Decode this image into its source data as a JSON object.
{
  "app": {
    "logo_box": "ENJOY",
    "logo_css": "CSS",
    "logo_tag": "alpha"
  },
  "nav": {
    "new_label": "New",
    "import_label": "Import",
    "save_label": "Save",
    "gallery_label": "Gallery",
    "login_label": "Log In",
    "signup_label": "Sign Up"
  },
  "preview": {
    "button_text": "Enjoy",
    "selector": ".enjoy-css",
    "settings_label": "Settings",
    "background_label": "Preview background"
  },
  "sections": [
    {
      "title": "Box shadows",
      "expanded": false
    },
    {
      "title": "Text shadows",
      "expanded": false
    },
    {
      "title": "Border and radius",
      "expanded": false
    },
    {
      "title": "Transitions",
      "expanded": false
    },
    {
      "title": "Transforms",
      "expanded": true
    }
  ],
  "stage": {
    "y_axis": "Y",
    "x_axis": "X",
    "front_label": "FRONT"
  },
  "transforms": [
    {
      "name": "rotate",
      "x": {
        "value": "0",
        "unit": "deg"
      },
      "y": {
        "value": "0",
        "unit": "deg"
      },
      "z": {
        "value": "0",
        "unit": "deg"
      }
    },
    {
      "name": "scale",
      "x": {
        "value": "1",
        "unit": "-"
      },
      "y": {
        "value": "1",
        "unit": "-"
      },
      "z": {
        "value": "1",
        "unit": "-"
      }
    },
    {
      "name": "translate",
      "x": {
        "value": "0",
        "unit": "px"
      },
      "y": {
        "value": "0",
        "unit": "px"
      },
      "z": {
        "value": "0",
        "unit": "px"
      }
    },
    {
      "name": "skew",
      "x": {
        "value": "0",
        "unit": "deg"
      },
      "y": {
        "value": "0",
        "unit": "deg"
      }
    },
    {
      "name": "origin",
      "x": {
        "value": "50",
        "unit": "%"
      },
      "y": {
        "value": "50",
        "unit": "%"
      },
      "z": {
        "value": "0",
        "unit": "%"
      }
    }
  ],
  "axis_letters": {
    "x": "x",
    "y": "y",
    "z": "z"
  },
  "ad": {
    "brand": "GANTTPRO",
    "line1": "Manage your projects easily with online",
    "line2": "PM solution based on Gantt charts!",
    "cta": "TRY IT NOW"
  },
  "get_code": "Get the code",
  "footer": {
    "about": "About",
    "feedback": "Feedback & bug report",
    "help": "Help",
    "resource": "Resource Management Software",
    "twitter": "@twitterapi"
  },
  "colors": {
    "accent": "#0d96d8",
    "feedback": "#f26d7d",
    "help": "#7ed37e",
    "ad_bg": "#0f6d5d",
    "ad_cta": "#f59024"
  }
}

○ ○ ○ ○ ○

_Goal_:
Each line above is to be repeated exactly.

_Reply to the exercise_:
Decode this image into its source data as a JSON object.
{
  "app": {
    "logo_box": "ENJOY",
    "logo_css": "CSS",
    "logo_tag": "alpha"
  },
  "nav": {
    "new_label": "New",
    "import_label": "Import",
    "save_label": "Save",
    "gallery_label": "Gallery",
    "login_label": "Log In",
    "signup_label": "Sign Up"
  },
  "preview": {
    "button_text": "Enjoy",
    "selector": ".enjoy-css",
    "settings_label": "Settings",
    "background_label": "Preview background"
  },
  "sections": [
    {
      "title": "Box shadows",
      "expanded": false
    },
    {
      "title": "Text shadows",
      "expanded": false
    },
    {
      "title": "Border and radius",
      "expanded": false
    },
    {
      "title": "Transitions",
      "expanded": false
    },
    {
      "title": "Transforms",
      "expanded": true
    }
  ],
  "stage": {
    "y_axis": "Y",
    "x_axis": "X",
    "front_label": "FRONT"
  },
  "transforms": [
    {
      "name": "rotate",
      "x": {
        "value": "0",
        "unit": "deg"
      },
      "y": {
        "value": "0",
        "unit": "deg"
      },
      "z": {
        "value": "0",
        "unit": "deg"
      }
    },
    {
      "name": "scale",
      "x": {
        "value": "1",
        "unit": "-"
      },
      "y": {
        "value": "1",
        "unit": "-"
      },
      "z": {
        "value": "1",
        "unit": "-"
      }
    },
    {
      "name": "translate",
      "x": {
        "value": "0",
        "unit": "px"
      },
      "y": {
        "value": "0",
        "unit": "px"
      },
      "z": {
        "value": "0",
        "unit": "px"
      }
    },
    {
      "name": "skew",
      "x": {
        "value": "0",
        "unit": "deg"
      },
      "y": {
        "value": "0",
        "unit": "deg"
      }
    },
    {
      "name": "origin",
      "x": {
        "value": "50",
        "unit": "%"
      },
      "y": {
        "value": "50",
        "unit": "%"
      },
      "z": {
        "value": "0",
        "unit": "%"
      }
    }
  ],
  "axis_letters": {
    "x": "x",
    "y": "y",
    "z": "z"
  },
  "ad": {
    "brand": "GANTTPRO",
    "line1": "Manage your projects easily with online",
    "line2": "PM solution based on Gantt charts!",
    "cta": "TRY IT NOW"
  },
  "get_code": "Get the code",
  "footer": {
    "about": "About",
    "feedback": "Feedback & bug report",
    "help": "Help",
    "resource": "Resource Management Software",
    "twitter": "@twitterapi"
  },
  "colors": {
    "accent": "#0d96d8",
    "feedback": "#f26d7d",
    "help": "#7ed37e",
    "ad_bg": "#0f6d5d",
    "ad_cta": "#f59024"
  }
}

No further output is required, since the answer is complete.